Fragmento dado:

--- --- ---

Sixto Rodríguez es un hombre que alterna su duro trabajo industrial a finales de los 60 con una episódica presencia musical en bares perdidos de Detroit. Entre la humedad del río, el humo y el alcohol, allí le descubren un día dos célebres productores que quedan prendados de sus melodías y sus letras proféticas. Graban un disco con él en la idea de tener ante sí un filón que se puede situar en lo más alto de la escala popular. Nada de esos ocurre. Por razones tan misteriosas como el éxito de otros, el triunfo de Rodríguez nunca llega. ¿Se debe esto a la fatalidad de coincidir con grandes nombres (Dylan) que le hacen sombra? ¿De debe a su origen y nombre latinos? ¿Defectos en el marketing? ¿Letras demasiado complejas o negativas? Nunca lo sabremos, ni por este documental ni por ningún otro camino.

Como tampoco sabremos por qué, a sus espaldas, la fama de Rodríguez crece lejos y a cámara lenta. A través de alguna copia pirata que se difunde en la lejana Sudáfrica aislada por el Apartheid, Rodríguez se convierte gradualmente en un mito, y en un estandarte de la lucha blanca contra el racismo. Hasta el punto de que, como nadie logra saber nada a ciencia cierta de él, parte del mito es que el músico se ha suicidado en el escenario.

Sixto Rodríguez era un hombre apuesto, dulce, amable. Así lo recuerdan los pocos que pueden decir algo de él, gente en general humilde, que habla, recuerda o solloza ante las cámaras al creer que ha muerto. Más de un conocido suyo lo retrata como alguien capaz de convertir en música lo que le ocurre. A la manera de un gusano de seda, dice uno de sus compañeros de trabajo, se le presenta como un ser capaz de extraer hilos de lirismo de lo que habitualmente llamamos supervivencia.

La música de Rodríguez, aunque no esté a la altura de Doors y Love, es especial. El personaje humano, sin duda, es sencillamente inolvidable. A veces da la impresión de que su suave melancolía natal, una mezcla de sensibilidad latina y contracultura anglo, es la que le permite reciclarlo todo. A la manera de alguien que siempre parte de la derrota y busca el signo que está detrás de los acontecimientos, sin angustiarle mucho por averiguar si se trata de una buena o mala noticia. ¿Es esta sabiduría estoica de Rodríguez, su afán sencillo por permanecer pegado al suelo, la que explica en parte su desaparición en la sociedad que busca el triunfo a toda costa?

--- --- ---

Sección de datos:
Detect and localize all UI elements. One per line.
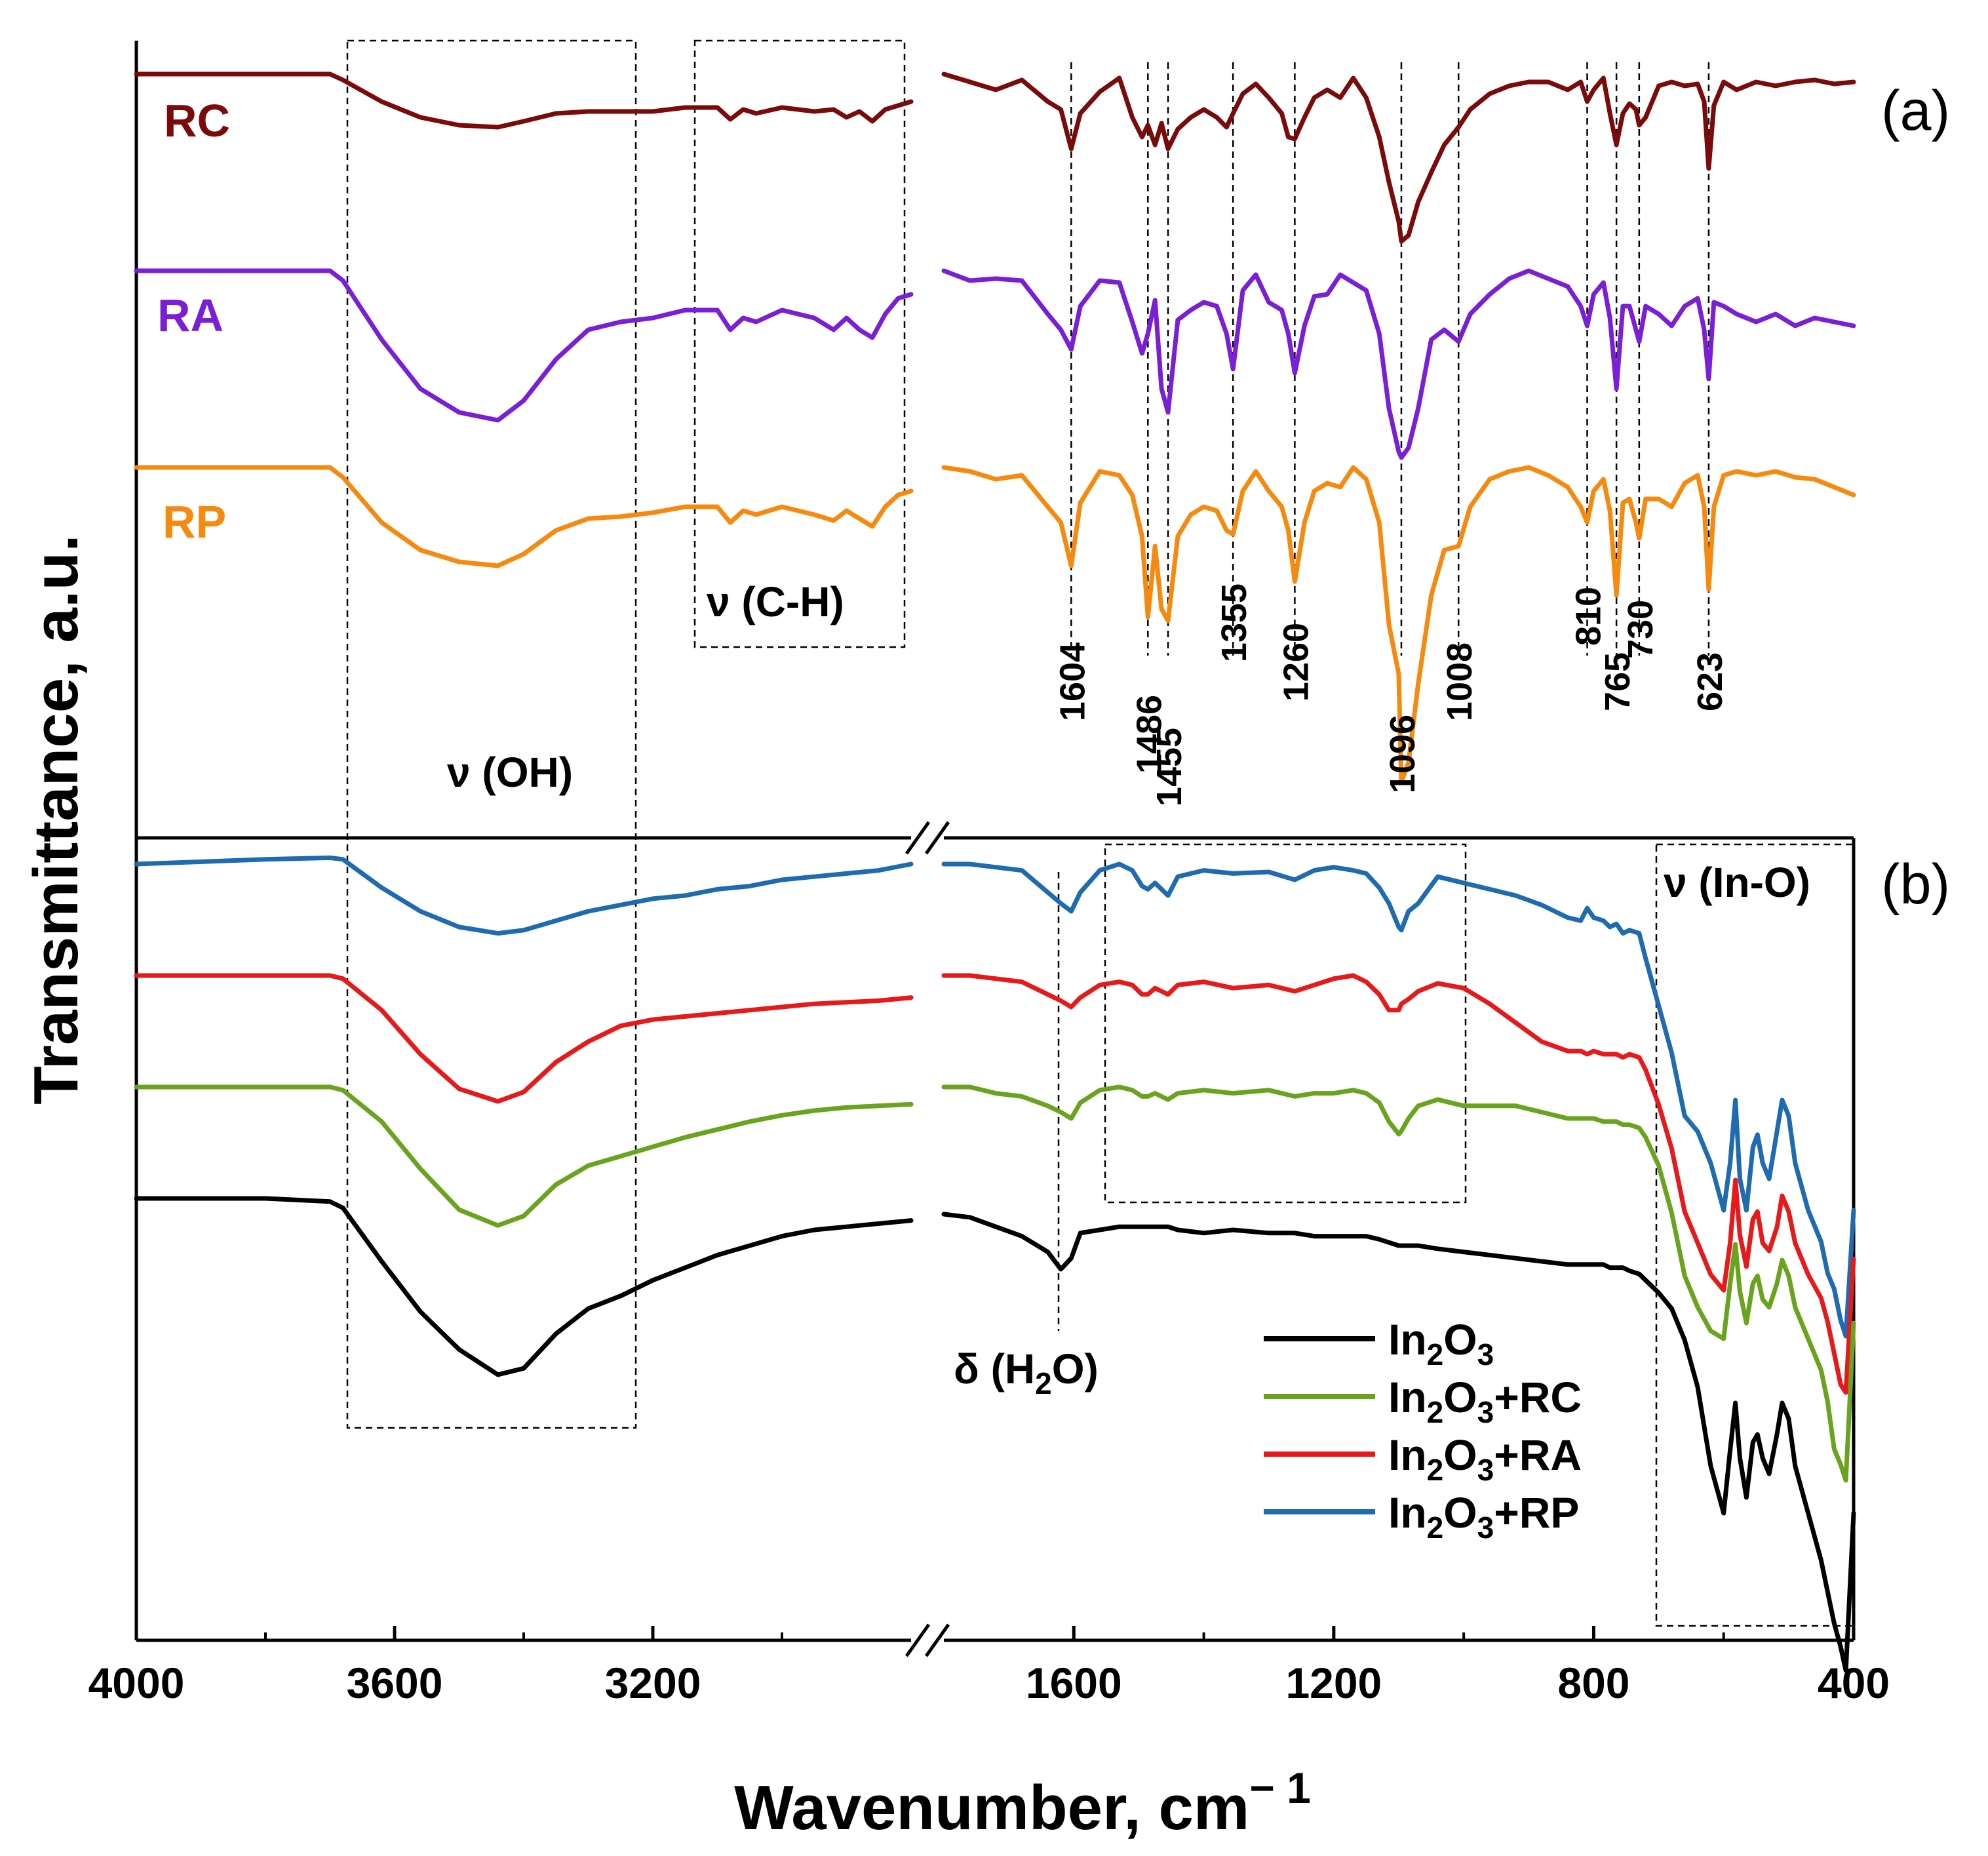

--- --- ---

Tarea a realizar:
Prolonga el texto sobre Sixto Rodríguez a partir de su última frase.

Respuesta escrita:
Se mantiene la duda, pues esta película nos recuerda que nunca sabremos lo que es el hombre. El hueco de tal ignorancia, bendita si la aceptamos a tiempo, lo ocupan las creencias. El documental de Bendjelloul, que antes ha filmado el acontecimiento musical (Prince, Björk, U2), apuesta esta vez por el sonido de las creencias. Rodríguez nunca deja de creer en la música. Lo cual, en su caso, es como decir que nunca deja de creer en el sentido de lo que le rodea, el amor y el desamor, su familia, su trabajo, el arte, los amigos, los derechos de la gente humilde.

De ahí que poco a poco nos asomemos a un desenlace sorprendente. Cuando sus dos admiradores le encuentran, no sólo no está muerto, sino que tiene más bien la cara de quien ha conseguido hacer su vida. Sigue luchando, trabaja denodadamente, cuida a los suyos, tiene amigos, sigue tocando su guitarra. De ahí que se tome con una pasmosa tranquilidad su encuentro con el numeroso público que le adora en Sudáfrica. Cuando le preguntan cómo va a cambiar su vida saber que es una estrella, sonríe, como sin comprender.

Uno de las enseñanzas de este sorprendente documental es que perseverar en la fe, sea cual sea, mantenerse en la apuesta por el destino de cada uno, lleva al resultado crucial de salvar la existencia. Y esto aunque sea tarde, lentamente y por caminos harto humildes. Por encima de todo, Searching for sugar man es una deliciosa incursión sobre una vieja sabiduría humana que extrae signos de cada evento, tanto si parece bueno como si parece malo.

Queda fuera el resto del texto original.